ESTRATTO DEL TESTO —
Mei: «A Los Angeles l’atletica sarà più forte, no alle critiche da chi vinceva 0 medaglie»
In vacanza a Villasimius, il presidente Fidal ed ex mezzofondista parla a tutto campo: da Tamberi a Nappi, dagli investimenti ai problemiPer restare aggiornato entra nel nostro canale Whatsapp
Con le vittorie nella Coppa Europa assoluta ma anche negli Europei Under 20 e nell’Eyof (Under 18), l’atletica italiana permette al presidente federale Stefano Mei di potersi godere serenamente qualche giorno di ferie a Villasimius. La goliardica competizione tra presidenti federali la vede in lotta per le posizioni di testa.
Atletica, tennis, nuoto, basket, volley: qual è lo sport italiano più vincente in questo momento?
«Ma sono discipline diverse! Nessuna, forse neppure il calcio, ha la diffusione dell’atletica che praticano tutti nel mondo, dall’isola sperduta al grande paese continentale. Siamo in un momento d’oro, paradossalmente meglio di Tokyo, anche se lì l’impatto mediatico è stato più importante, Ma abbiamo avuto 4 giornate di atletica Junior in diretta tv ed è una cosa che neppure ai miei tempi con i grandi campioni che c’erano, non era mai venuta in mente; è un indice dell’interesse per la nostra disciplina. E poi se arriva uno da Marte e vede il tennis lo capisce subito, l’atletica presenta difficoltà maggiori a comprendere il gesto tecnico. Ma sia chiaro, come tutti gli italiani anch’io tifo per Sinner. Sarei stato curioso di vedere cosa sarebbe successo se Sinner e Tamberi fossero stati in contemporanea. Però è una bella competizione sportiva, ma siamo tutti uniti».

DATI FORNITI —
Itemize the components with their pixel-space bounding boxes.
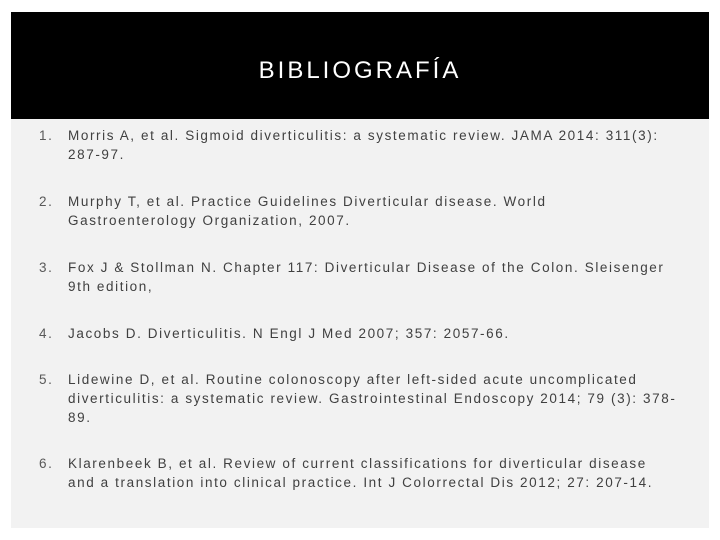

COSA FARE — Prosegui l'intervista al presidente Fidal Stefano Mei sull'atletica italiana, ripartendo dopo l'ultima frase riportata.

RISPOSTA —
Atleti, tecnici, dirigenti: quale è la forza dell’atletica italiana?
«Credo la compattezza del movimento. Qualcuno ha storto il naso quando abbiamo vinto le elezioni federali, pensando che non ci sarebbe stato pluralismo. Invece stiamo dimostrando che avere maggiore unità di intenti e meno polemiche crea le premesse per fare tutto con tranquillità. Poi ci sono quelli delle polemica a tutti i costi… ma se gli addetti ai lavori leggessero le sentenze capirebbero quanto pretestuosi sono alcuni interventi, anche di giornalisti famosi. Se ci si documentasse, si capirebbe che non ci sono reati d’opinione e anche se è aumentato il ricorso alla giustizia sportiva, va ricordato che mai come in questi quattro anni ci sono stati attacchi alla federazione e al presidente. Ma quando sono chiacchiere da Facebook, senza fondamento, quando ti accusano di scarsa etica e poca trasparenza ci sarà sempre una reazione. Faccio un esempio: un alto dirigente del Coni su un libro si è permesso di scrivere insulti gratuiti, anche nel confronti del presidente del Coni ed è chiaro che intervenga la giustizia sportiva».
Torniamo alla stagione in corso...
«Da questo inverno in poi abbiamo assistito a cose mirabili, con la vittoria della Coppa Europa e delle classifiche di Europei Under 18 Eyof e Under 20, e buone cose dagli Under 23. La Coppa Europa viene sottostimata, ma la frammentazione dell’universo sovietico ha portato ad avere più avversari. Manca l’ultima a tappa che è Tokyo, l’appuntamento più importante della stagione. Abbiamo tutti negli occhi le giornate del 2021. Non mi avventurerò più nei pronostici: avevo parlato di 8 medaglie potenziali e ne abbiamo preso 3, più 5 quarti posti e 17 finalisti. I tecnici del passato hanno criticato ma loro tornavano a casa con zero medaglie. Certe volte quasi mi imbarazzo a sentire certi commenti, che Parigi è stata una delusione. Capirei se li facesse Nebiolo, ma quando le critiche arrivano da chi non ha vinto niente spendendo in proporzione quello che spendiamo noi».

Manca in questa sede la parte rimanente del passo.